→ Direction
Quote all of the entries word for word.

— Start Material for the task —

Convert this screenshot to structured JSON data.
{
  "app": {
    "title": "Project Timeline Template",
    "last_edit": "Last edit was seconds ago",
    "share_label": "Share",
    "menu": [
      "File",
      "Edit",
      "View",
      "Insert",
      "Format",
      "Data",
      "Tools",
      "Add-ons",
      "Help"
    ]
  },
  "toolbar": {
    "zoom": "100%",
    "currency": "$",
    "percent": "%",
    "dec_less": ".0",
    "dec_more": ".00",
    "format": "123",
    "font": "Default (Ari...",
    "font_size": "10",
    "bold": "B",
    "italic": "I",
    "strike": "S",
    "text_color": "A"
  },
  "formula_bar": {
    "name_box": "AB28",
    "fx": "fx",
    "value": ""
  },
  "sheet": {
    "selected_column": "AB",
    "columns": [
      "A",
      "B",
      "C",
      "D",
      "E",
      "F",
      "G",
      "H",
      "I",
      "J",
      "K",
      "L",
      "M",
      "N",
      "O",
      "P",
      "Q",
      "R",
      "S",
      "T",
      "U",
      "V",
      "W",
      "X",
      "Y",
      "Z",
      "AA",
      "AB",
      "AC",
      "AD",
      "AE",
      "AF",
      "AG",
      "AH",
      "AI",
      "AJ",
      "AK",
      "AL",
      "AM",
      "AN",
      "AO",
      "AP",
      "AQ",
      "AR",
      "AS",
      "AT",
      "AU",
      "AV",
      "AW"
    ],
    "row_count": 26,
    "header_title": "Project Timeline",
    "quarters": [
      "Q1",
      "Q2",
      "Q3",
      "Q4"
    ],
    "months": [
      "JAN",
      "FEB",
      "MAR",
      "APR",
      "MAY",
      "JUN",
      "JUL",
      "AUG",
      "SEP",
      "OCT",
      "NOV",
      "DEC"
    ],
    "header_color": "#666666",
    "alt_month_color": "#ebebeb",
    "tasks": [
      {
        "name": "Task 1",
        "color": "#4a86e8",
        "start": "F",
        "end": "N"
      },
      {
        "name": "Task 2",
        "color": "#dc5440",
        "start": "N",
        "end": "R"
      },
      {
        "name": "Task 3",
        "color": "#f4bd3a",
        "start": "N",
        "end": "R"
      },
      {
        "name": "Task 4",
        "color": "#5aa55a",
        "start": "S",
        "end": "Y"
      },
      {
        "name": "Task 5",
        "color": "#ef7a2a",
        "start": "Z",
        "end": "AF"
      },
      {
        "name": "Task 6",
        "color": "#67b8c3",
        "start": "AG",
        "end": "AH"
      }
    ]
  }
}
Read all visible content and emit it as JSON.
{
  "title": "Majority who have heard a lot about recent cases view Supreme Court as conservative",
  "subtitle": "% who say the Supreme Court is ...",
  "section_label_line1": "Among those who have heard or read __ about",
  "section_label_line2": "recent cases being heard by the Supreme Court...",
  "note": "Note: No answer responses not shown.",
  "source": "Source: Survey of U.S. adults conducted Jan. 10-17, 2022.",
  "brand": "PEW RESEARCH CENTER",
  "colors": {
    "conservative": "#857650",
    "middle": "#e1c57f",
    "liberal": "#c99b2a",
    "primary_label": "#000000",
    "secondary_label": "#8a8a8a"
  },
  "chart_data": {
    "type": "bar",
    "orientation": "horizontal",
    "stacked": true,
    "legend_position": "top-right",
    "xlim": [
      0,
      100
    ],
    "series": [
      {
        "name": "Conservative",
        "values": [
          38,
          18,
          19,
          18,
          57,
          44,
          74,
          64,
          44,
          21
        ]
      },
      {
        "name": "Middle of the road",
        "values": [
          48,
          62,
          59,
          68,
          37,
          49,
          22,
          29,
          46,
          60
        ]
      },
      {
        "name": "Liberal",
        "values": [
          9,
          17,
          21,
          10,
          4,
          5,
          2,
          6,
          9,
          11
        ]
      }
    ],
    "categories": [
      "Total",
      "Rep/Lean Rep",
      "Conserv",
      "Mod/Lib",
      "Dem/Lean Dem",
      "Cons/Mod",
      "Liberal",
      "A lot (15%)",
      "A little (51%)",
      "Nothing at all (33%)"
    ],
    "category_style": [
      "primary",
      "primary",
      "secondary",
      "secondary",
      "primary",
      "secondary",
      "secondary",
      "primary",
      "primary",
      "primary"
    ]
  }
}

— End Material for the task —

→ Result below
Convert this screenshot to structured JSON data.
{
  "app": {
    "title": "Project Timeline Template",
    "last_edit": "Last edit was seconds ago",
    "share_label": "Share",
    "menu": [
      "File",
      "Edit",
      "View",
      "Insert",
      "Format",
      "Data",
      "Tools",
      "Add-ons",
      "Help"
    ]
  },
  "toolbar": {
    "zoom": "100%",
    "currency": "$",
    "percent": "%",
    "dec_less": ".0",
    "dec_more": ".00",
    "format": "123",
    "font": "Default (Ari...",
    "font_size": "10",
    "bold": "B",
    "italic": "I",
    "strike": "S",
    "text_color": "A"
  },
  "formula_bar": {
    "name_box": "AB28",
    "fx": "fx",
    "value": ""
  },
  "sheet": {
    "selected_column": "AB",
    "columns": [
      "A",
      "B",
      "C",
      "D",
      "E",
      "F",
      "G",
      "H",
      "I",
      "J",
      "K",
      "L",
      "M",
      "N",
      "O",
      "P",
      "Q",
      "R",
      "S",
      "T",
      "U",
      "V",
      "W",
      "X",
      "Y",
      "Z",
      "AA",
      "AB",
      "AC",
      "AD",
      "AE",
      "AF",
      "AG",
      "AH",
      "AI",
      "AJ",
      "AK",
      "AL",
      "AM",
      "AN",
      "AO",
      "AP",
      "AQ",
      "AR",
      "AS",
      "AT",
      "AU",
      "AV",
      "AW"
    ],
    "row_count": 26,
    "header_title": "Project Timeline",
    "quarters": [
      "Q1",
      "Q2",
      "Q3",
      "Q4"
    ],
    "months": [
      "JAN",
      "FEB",
      "MAR",
      "APR",
      "MAY",
      "JUN",
      "JUL",
      "AUG",
      "SEP",
      "OCT",
      "NOV",
      "DEC"
    ],
    "header_color": "#666666",
    "alt_month_color": "#ebebeb",
    "tasks": [
      {
        "name": "Task 1",
        "color": "#4a86e8",
        "start": "F",
        "end": "N"
      },
      {
        "name": "Task 2",
        "color": "#dc5440",
        "start": "N",
        "end": "R"
      },
      {
        "name": "Task 3",
        "color": "#f4bd3a",
        "start": "N",
        "end": "R"
      },
      {
        "name": "Task 4",
        "color": "#5aa55a",
        "start": "S",
        "end": "Y"
      },
      {
        "name": "Task 5",
        "color": "#ef7a2a",
        "start": "Z",
        "end": "AF"
      },
      {
        "name": "Task 6",
        "color": "#67b8c3",
        "start": "AG",
        "end": "AH"
      }
    ]
  }
}
Read all visible content and emit it as JSON.
{
  "title": "Majority who have heard a lot about recent cases view Supreme Court as conservative",
  "subtitle": "% who say the Supreme Court is ...",
  "section_label_line1": "Among those who have heard or read __ about",
  "section_label_line2": "recent cases being heard by the Supreme Court...",
  "note": "Note: No answer responses not shown.",
  "source": "Source: Survey of U.S. adults conducted Jan. 10-17, 2022.",
  "brand": "PEW RESEARCH CENTER",
  "colors": {
    "conservative": "#857650",
    "middle": "#e1c57f",
    "liberal": "#c99b2a",
    "primary_label": "#000000",
    "secondary_label": "#8a8a8a"
  },
  "chart_data": {
    "type": "bar",
    "orientation": "horizontal",
    "stacked": true,
    "legend_position": "top-right",
    "xlim": [
      0,
      100
    ],
    "series": [
      {
        "name": "Conservative",
        "values": [
          38,
          18,
          19,
          18,
          57,
          44,
          74,
          64,
          44,
          21
        ]
      },
      {
        "name": "Middle of the road",
        "values": [
          48,
          62,
          59,
          68,
          37,
          49,
          22,
          29,
          46,
          60
        ]
      },
      {
        "name": "Liberal",
        "values": [
          9,
          17,
          21,
          10,
          4,
          5,
          2,
          6,
          9,
          11
        ]
      }
    ],
    "categories": [
      "Total",
      "Rep/Lean Rep",
      "Conserv",
      "Mod/Lib",
      "Dem/Lean Dem",
      "Cons/Mod",
      "Liberal",
      "A lot (15%)",
      "A little (51%)",
      "Nothing at all (33%)"
    ],
    "category_style": [
      "primary",
      "primary",
      "secondary",
      "secondary",
      "primary",
      "secondary",
      "secondary",
      "primary",
      "primary",
      "primary"
    ]
  }
}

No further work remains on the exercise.